#### SET EXERCISE
Check each line of the listing, and copy it if it contains the word "الأول".

#### ENTRIES SHOWN
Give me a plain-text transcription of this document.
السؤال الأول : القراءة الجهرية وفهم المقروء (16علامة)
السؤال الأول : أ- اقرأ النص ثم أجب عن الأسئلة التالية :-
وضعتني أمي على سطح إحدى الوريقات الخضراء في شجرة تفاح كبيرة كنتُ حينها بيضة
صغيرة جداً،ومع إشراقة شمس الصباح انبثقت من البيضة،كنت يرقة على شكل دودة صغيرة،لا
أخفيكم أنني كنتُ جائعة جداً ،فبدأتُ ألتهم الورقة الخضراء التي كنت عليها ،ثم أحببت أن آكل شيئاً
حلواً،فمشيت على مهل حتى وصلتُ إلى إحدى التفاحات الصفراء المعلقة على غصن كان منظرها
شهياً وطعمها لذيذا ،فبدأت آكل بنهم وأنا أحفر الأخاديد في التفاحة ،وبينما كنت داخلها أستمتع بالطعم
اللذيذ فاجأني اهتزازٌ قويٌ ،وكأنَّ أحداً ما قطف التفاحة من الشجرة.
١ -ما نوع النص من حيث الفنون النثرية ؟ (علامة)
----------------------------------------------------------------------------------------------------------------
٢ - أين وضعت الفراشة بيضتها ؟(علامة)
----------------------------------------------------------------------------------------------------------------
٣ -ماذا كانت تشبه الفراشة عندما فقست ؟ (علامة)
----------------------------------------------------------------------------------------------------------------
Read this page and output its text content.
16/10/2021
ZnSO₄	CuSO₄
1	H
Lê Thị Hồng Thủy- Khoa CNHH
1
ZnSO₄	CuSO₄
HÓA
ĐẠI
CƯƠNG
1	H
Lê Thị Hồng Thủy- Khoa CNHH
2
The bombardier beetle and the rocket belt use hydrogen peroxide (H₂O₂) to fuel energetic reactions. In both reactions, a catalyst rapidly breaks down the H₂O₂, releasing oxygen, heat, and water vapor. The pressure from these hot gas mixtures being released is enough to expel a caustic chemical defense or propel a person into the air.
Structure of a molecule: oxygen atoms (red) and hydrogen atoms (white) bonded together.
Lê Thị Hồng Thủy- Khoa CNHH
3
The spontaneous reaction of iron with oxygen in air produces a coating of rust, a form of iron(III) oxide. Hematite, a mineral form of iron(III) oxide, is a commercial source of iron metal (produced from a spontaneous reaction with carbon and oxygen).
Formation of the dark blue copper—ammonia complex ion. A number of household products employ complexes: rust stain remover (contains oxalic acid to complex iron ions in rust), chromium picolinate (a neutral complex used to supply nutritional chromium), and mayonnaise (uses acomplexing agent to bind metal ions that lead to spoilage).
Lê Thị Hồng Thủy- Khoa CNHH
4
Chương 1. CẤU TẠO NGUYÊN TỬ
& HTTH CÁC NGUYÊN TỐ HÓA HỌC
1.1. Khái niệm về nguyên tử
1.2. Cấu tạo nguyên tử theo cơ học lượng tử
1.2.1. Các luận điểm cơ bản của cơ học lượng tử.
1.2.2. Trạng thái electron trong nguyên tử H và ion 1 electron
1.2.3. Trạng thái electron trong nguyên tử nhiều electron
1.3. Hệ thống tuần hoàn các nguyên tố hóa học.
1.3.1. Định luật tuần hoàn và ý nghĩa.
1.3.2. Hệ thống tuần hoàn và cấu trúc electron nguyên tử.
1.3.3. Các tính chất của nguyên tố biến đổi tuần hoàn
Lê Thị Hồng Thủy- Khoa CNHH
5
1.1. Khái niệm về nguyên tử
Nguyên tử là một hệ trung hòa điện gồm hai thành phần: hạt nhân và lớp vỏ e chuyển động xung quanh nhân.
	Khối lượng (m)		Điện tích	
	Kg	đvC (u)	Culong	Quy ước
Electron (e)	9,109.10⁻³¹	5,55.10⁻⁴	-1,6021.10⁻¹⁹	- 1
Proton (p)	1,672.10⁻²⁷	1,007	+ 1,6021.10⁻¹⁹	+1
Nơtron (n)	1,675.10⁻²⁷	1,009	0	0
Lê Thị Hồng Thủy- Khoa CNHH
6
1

#### COMPLETE RESPONSE
السؤال الأول : القراءة الجهرية وفهم المقروء (16علامة)
السؤال الأول : أ- اقرأ النص ثم أجب عن الأسئلة التالية :-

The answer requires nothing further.